Written problem —
Return the listing below exactly, with the pictures dropped.

(Data excerpts)
>>>

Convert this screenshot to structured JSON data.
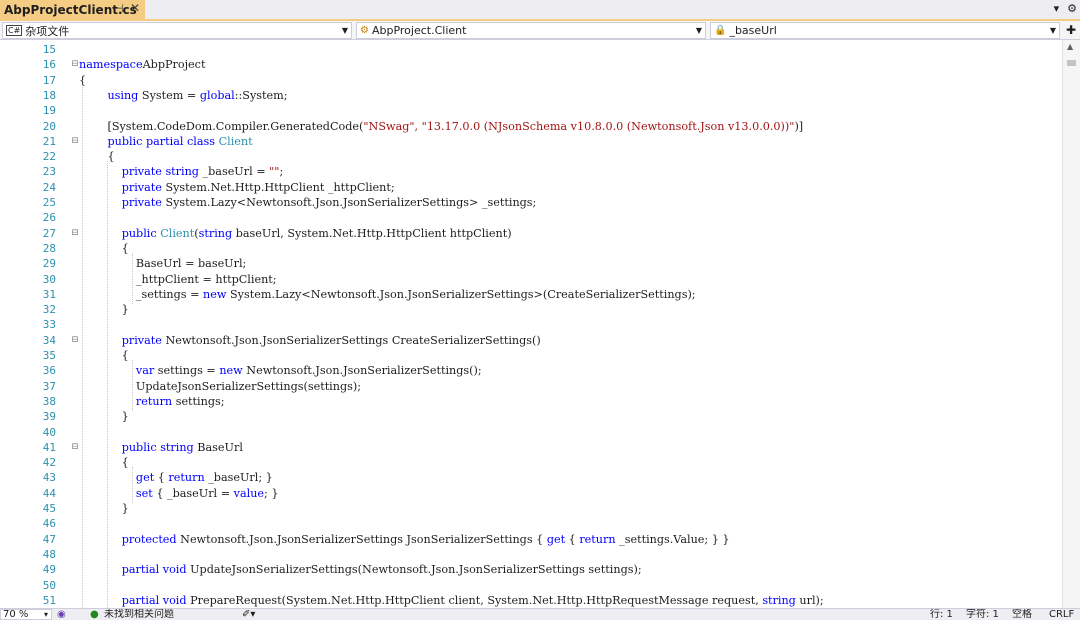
{
  "tab": {
    "title": "AbpProjectClient.cs",
    "pin": "⊣",
    "close": "✕"
  },
  "navbar": {
    "project": "杂项文件",
    "class": "AbpProject.Client",
    "member": "_baseUrl"
  },
  "status": {
    "zoom": "70 %",
    "issues": "未找到相关问题",
    "line": "行: 1",
    "char": "字符: 1",
    "spacing": "空格",
    "eol": "CRLF"
  },
  "code_lines": [
    {
      "n": "15",
      "fold": "",
      "segs": []
    },
    {
      "n": "16",
      "fold": "⊟",
      "segs": [
        [
          "kw",
          "namespace"
        ],
        [
          "",
          "AbpProject"
        ]
      ]
    },
    {
      "n": "17",
      "fold": "",
      "segs": [
        [
          "",
          "{"
        ]
      ]
    },
    {
      "n": "18",
      "fold": "",
      "segs": [
        [
          "",
          "        "
        ],
        [
          "kw",
          "using"
        ],
        [
          "",
          " System = "
        ],
        [
          "kw",
          "global"
        ],
        [
          "",
          "::System;"
        ]
      ]
    },
    {
      "n": "19",
      "fold": "",
      "segs": []
    },
    {
      "n": "20",
      "fold": "",
      "segs": [
        [
          "",
          "        [System.CodeDom.Compiler.GeneratedCode("
        ],
        [
          "st",
          "\"NSwag\", \"13.17.0.0 (NJsonSchema v10.8.0.0 (Newtonsoft.Json v13.0.0.0))\""
        ],
        [
          "",
          ")]"
        ]
      ]
    },
    {
      "n": "21",
      "fold": "⊟",
      "segs": [
        [
          "",
          "        "
        ],
        [
          "kw",
          "public partial class"
        ],
        [
          "",
          " "
        ],
        [
          "ty",
          "Client"
        ]
      ]
    },
    {
      "n": "22",
      "fold": "",
      "segs": [
        [
          "",
          "        {"
        ]
      ]
    },
    {
      "n": "23",
      "fold": "",
      "segs": [
        [
          "",
          "            "
        ],
        [
          "kw",
          "private string"
        ],
        [
          "",
          " _baseUrl = "
        ],
        [
          "st",
          "\"\""
        ],
        [
          "",
          ";"
        ]
      ]
    },
    {
      "n": "24",
      "fold": "",
      "segs": [
        [
          "",
          "            "
        ],
        [
          "kw",
          "private"
        ],
        [
          "",
          " System.Net.Http.HttpClient _httpClient;"
        ]
      ]
    },
    {
      "n": "25",
      "fold": "",
      "segs": [
        [
          "",
          "            "
        ],
        [
          "kw",
          "private"
        ],
        [
          "",
          " System.Lazy<Newtonsoft.Json.JsonSerializerSettings> _settings;"
        ]
      ]
    },
    {
      "n": "26",
      "fold": "",
      "segs": []
    },
    {
      "n": "27",
      "fold": "⊟",
      "segs": [
        [
          "",
          "            "
        ],
        [
          "kw",
          "public"
        ],
        [
          "",
          " "
        ],
        [
          "ty",
          "Client"
        ],
        [
          "",
          "("
        ],
        [
          "kw",
          "string"
        ],
        [
          "",
          " baseUrl, System.Net.Http.HttpClient httpClient)"
        ]
      ]
    },
    {
      "n": "28",
      "fold": "",
      "segs": [
        [
          "",
          "            {"
        ]
      ]
    },
    {
      "n": "29",
      "fold": "",
      "segs": [
        [
          "",
          "                BaseUrl = baseUrl;"
        ]
      ]
    },
    {
      "n": "30",
      "fold": "",
      "segs": [
        [
          "",
          "                _httpClient = httpClient;"
        ]
      ]
    },
    {
      "n": "31",
      "fold": "",
      "segs": [
        [
          "",
          "                _settings = "
        ],
        [
          "kw",
          "new"
        ],
        [
          "",
          " System.Lazy<Newtonsoft.Json.JsonSerializerSettings>(CreateSerializerSettings);"
        ]
      ]
    },
    {
      "n": "32",
      "fold": "",
      "segs": [
        [
          "",
          "            }"
        ]
      ]
    },
    {
      "n": "33",
      "fold": "",
      "segs": []
    },
    {
      "n": "34",
      "fold": "⊟",
      "segs": [
        [
          "",
          "            "
        ],
        [
          "kw",
          "private"
        ],
        [
          "",
          " Newtonsoft.Json.JsonSerializerSettings CreateSerializerSettings()"
        ]
      ]
    },
    {
      "n": "35",
      "fold": "",
      "segs": [
        [
          "",
          "            {"
        ]
      ]
    },
    {
      "n": "36",
      "fold": "",
      "segs": [
        [
          "",
          "                "
        ],
        [
          "kw",
          "var"
        ],
        [
          "",
          " settings = "
        ],
        [
          "kw",
          "new"
        ],
        [
          "",
          " Newtonsoft.Json.JsonSerializerSettings();"
        ]
      ]
    },
    {
      "n": "37",
      "fold": "",
      "segs": [
        [
          "",
          "                UpdateJsonSerializerSettings(settings);"
        ]
      ]
    },
    {
      "n": "38",
      "fold": "",
      "segs": [
        [
          "",
          "                "
        ],
        [
          "kw",
          "return"
        ],
        [
          "",
          " settings;"
        ]
      ]
    },
    {
      "n": "39",
      "fold": "",
      "segs": [
        [
          "",
          "            }"
        ]
      ]
    },
    {
      "n": "40",
      "fold": "",
      "segs": []
    },
    {
      "n": "41",
      "fold": "⊟",
      "segs": [
        [
          "",
          "            "
        ],
        [
          "kw",
          "public string"
        ],
        [
          "",
          " BaseUrl"
        ]
      ]
    },
    {
      "n": "42",
      "fold": "",
      "segs": [
        [
          "",
          "            {"
        ]
      ]
    },
    {
      "n": "43",
      "fold": "",
      "segs": [
        [
          "",
          "                "
        ],
        [
          "kw",
          "get"
        ],
        [
          "",
          " { "
        ],
        [
          "kw",
          "return"
        ],
        [
          "",
          " _baseUrl; }"
        ]
      ]
    },
    {
      "n": "44",
      "fold": "",
      "segs": [
        [
          "",
          "                "
        ],
        [
          "kw",
          "set"
        ],
        [
          "",
          " { _baseUrl = "
        ],
        [
          "kw",
          "value"
        ],
        [
          "",
          "; }"
        ]
      ]
    },
    {
      "n": "45",
      "fold": "",
      "segs": [
        [
          "",
          "            }"
        ]
      ]
    },
    {
      "n": "46",
      "fold": "",
      "segs": []
    },
    {
      "n": "47",
      "fold": "",
      "segs": [
        [
          "",
          "            "
        ],
        [
          "kw",
          "protected"
        ],
        [
          "",
          " Newtonsoft.Json.JsonSerializerSettings JsonSerializerSettings { "
        ],
        [
          "kw",
          "get"
        ],
        [
          "",
          " { "
        ],
        [
          "kw",
          "return"
        ],
        [
          "",
          " _settings.Value; } }"
        ]
      ]
    },
    {
      "n": "48",
      "fold": "",
      "segs": []
    },
    {
      "n": "49",
      "fold": "",
      "segs": [
        [
          "",
          "            "
        ],
        [
          "kw",
          "partial void"
        ],
        [
          "",
          " UpdateJsonSerializerSettings(Newtonsoft.Json.JsonSerializerSettings settings);"
        ]
      ]
    },
    {
      "n": "50",
      "fold": "",
      "segs": []
    },
    {
      "n": "51",
      "fold": "",
      "segs": [
        [
          "",
          "            "
        ],
        [
          "kw",
          "partial void"
        ],
        [
          "",
          " PrepareRequest(System.Net.Http.HttpClient client, System.Net.Http.HttpRequestMessage request, "
        ],
        [
          "kw",
          "string"
        ],
        [
          "",
          " url);"
        ]
      ]
    }
  ]
}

<<<

The response —
Convert this screenshot to structured JSON data.
{
  "tab": {
    "title": "AbpProjectClient.cs",
    "pin": "⊣",
    "close": "✕"
  },
  "navbar": {
    "project": "杂项文件",
    "class": "AbpProject.Client",
    "member": "_baseUrl"
  },
  "status": {
    "zoom": "70 %",
    "issues": "未找到相关问题",
    "line": "行: 1",
    "char": "字符: 1",
    "spacing": "空格",
    "eol": "CRLF"
  },
  "code_lines": [
    {
      "n": "15",
      "fold": "",
      "segs": []
    },
    {
      "n": "16",
      "fold": "⊟",
      "segs": [
        [
          "kw",
          "namespace"
        ],
        [
          "",
          "AbpProject"
        ]
      ]
    },
    {
      "n": "17",
      "fold": "",
      "segs": [
        [
          "",
          "{"
        ]
      ]
    },
    {
      "n": "18",
      "fold": "",
      "segs": [
        [
          "",
          "        "
        ],
        [
          "kw",
          "using"
        ],
        [
          "",
          " System = "
        ],
        [
          "kw",
          "global"
        ],
        [
          "",
          "::System;"
        ]
      ]
    },
    {
      "n": "19",
      "fold": "",
      "segs": []
    },
    {
      "n": "20",
      "fold": "",
      "segs": [
        [
          "",
          "        [System.CodeDom.Compiler.GeneratedCode("
        ],
        [
          "st",
          "\"NSwag\", \"13.17.0.0 (NJsonSchema v10.8.0.0 (Newtonsoft.Json v13.0.0.0))\""
        ],
        [
          "",
          ")]"
        ]
      ]
    },
    {
      "n": "21",
      "fold": "⊟",
      "segs": [
        [
          "",
          "        "
        ],
        [
          "kw",
          "public partial class"
        ],
        [
          "",
          " "
        ],
        [
          "ty",
          "Client"
        ]
      ]
    },
    {
      "n": "22",
      "fold": "",
      "segs": [
        [
          "",
          "        {"
        ]
      ]
    },
    {
      "n": "23",
      "fold": "",
      "segs": [
        [
          "",
          "            "
        ],
        [
          "kw",
          "private string"
        ],
        [
          "",
          " _baseUrl = "
        ],
        [
          "st",
          "\"\""
        ],
        [
          "",
          ";"
        ]
      ]
    },
    {
      "n": "24",
      "fold": "",
      "segs": [
        [
          "",
          "            "
        ],
        [
          "kw",
          "private"
        ],
        [
          "",
          " System.Net.Http.HttpClient _httpClient;"
        ]
      ]
    },
    {
      "n": "25",
      "fold": "",
      "segs": [
        [
          "",
          "            "
        ],
        [
          "kw",
          "private"
        ],
        [
          "",
          " System.Lazy<Newtonsoft.Json.JsonSerializerSettings> _settings;"
        ]
      ]
    },
    {
      "n": "26",
      "fold": "",
      "segs": []
    },
    {
      "n": "27",
      "fold": "⊟",
      "segs": [
        [
          "",
          "            "
        ],
        [
          "kw",
          "public"
        ],
        [
          "",
          " "
        ],
        [
          "ty",
          "Client"
        ],
        [
          "",
          "("
        ],
        [
          "kw",
          "string"
        ],
        [
          "",
          " baseUrl, System.Net.Http.HttpClient httpClient)"
        ]
      ]
    },
    {
      "n": "28",
      "fold": "",
      "segs": [
        [
          "",
          "            {"
        ]
      ]
    },
    {
      "n": "29",
      "fold": "",
      "segs": [
        [
          "",
          "                BaseUrl = baseUrl;"
        ]
      ]
    },
    {
      "n": "30",
      "fold": "",
      "segs": [
        [
          "",
          "                _httpClient = httpClient;"
        ]
      ]
    },
    {
      "n": "31",
      "fold": "",
      "segs": [
        [
          "",
          "                _settings = "
        ],
        [
          "kw",
          "new"
        ],
        [
          "",
          " System.Lazy<Newtonsoft.Json.JsonSerializerSettings>(CreateSerializerSettings);"
        ]
      ]
    },
    {
      "n": "32",
      "fold": "",
      "segs": [
        [
          "",
          "            }"
        ]
      ]
    },
    {
      "n": "33",
      "fold": "",
      "segs": []
    },
    {
      "n": "34",
      "fold": "⊟",
      "segs": [
        [
          "",
          "            "
        ],
        [
          "kw",
          "private"
        ],
        [
          "",
          " Newtonsoft.Json.JsonSerializerSettings CreateSerializerSettings()"
        ]
      ]
    },
    {
      "n": "35",
      "fold": "",
      "segs": [
        [
          "",
          "            {"
        ]
      ]
    },
    {
      "n": "36",
      "fold": "",
      "segs": [
        [
          "",
          "                "
        ],
        [
          "kw",
          "var"
        ],
        [
          "",
          " settings = "
        ],
        [
          "kw",
          "new"
        ],
        [
          "",
          " Newtonsoft.Json.JsonSerializerSettings();"
        ]
      ]
    },
    {
      "n": "37",
      "fold": "",
      "segs": [
        [
          "",
          "                UpdateJsonSerializerSettings(settings);"
        ]
      ]
    },
    {
      "n": "38",
      "fold": "",
      "segs": [
        [
          "",
          "                "
        ],
        [
          "kw",
          "return"
        ],
        [
          "",
          " settings;"
        ]
      ]
    },
    {
      "n": "39",
      "fold": "",
      "segs": [
        [
          "",
          "            }"
        ]
      ]
    },
    {
      "n": "40",
      "fold": "",
      "segs": []
    },
    {
      "n": "41",
      "fold": "⊟",
      "segs": [
        [
          "",
          "            "
        ],
        [
          "kw",
          "public string"
        ],
        [
          "",
          " BaseUrl"
        ]
      ]
    },
    {
      "n": "42",
      "fold": "",
      "segs": [
        [
          "",
          "            {"
        ]
      ]
    },
    {
      "n": "43",
      "fold": "",
      "segs": [
        [
          "",
          "                "
        ],
        [
          "kw",
          "get"
        ],
        [
          "",
          " { "
        ],
        [
          "kw",
          "return"
        ],
        [
          "",
          " _baseUrl; }"
        ]
      ]
    },
    {
      "n": "44",
      "fold": "",
      "segs": [
        [
          "",
          "                "
        ],
        [
          "kw",
          "set"
        ],
        [
          "",
          " { _baseUrl = "
        ],
        [
          "kw",
          "value"
        ],
        [
          "",
          "; }"
        ]
      ]
    },
    {
      "n": "45",
      "fold": "",
      "segs": [
        [
          "",
          "            }"
        ]
      ]
    },
    {
      "n": "46",
      "fold": "",
      "segs": []
    },
    {
      "n": "47",
      "fold": "",
      "segs": [
        [
          "",
          "            "
        ],
        [
          "kw",
          "protected"
        ],
        [
          "",
          " Newtonsoft.Json.JsonSerializerSettings JsonSerializerSettings { "
        ],
        [
          "kw",
          "get"
        ],
        [
          "",
          " { "
        ],
        [
          "kw",
          "return"
        ],
        [
          "",
          " _settings.Value; } }"
        ]
      ]
    },
    {
      "n": "48",
      "fold": "",
      "segs": []
    },
    {
      "n": "49",
      "fold": "",
      "segs": [
        [
          "",
          "            "
        ],
        [
          "kw",
          "partial void"
        ],
        [
          "",
          " UpdateJsonSerializerSettings(Newtonsoft.Json.JsonSerializerSettings settings);"
        ]
      ]
    },
    {
      "n": "50",
      "fold": "",
      "segs": []
    },
    {
      "n": "51",
      "fold": "",
      "segs": [
        [
          "",
          "            "
        ],
        [
          "kw",
          "partial void"
        ],
        [
          "",
          " PrepareRequest(System.Net.Http.HttpClient client, System.Net.Http.HttpRequestMessage request, "
        ],
        [
          "kw",
          "string"
        ],
        [
          "",
          " url);"
        ]
      ]
    }
  ]
}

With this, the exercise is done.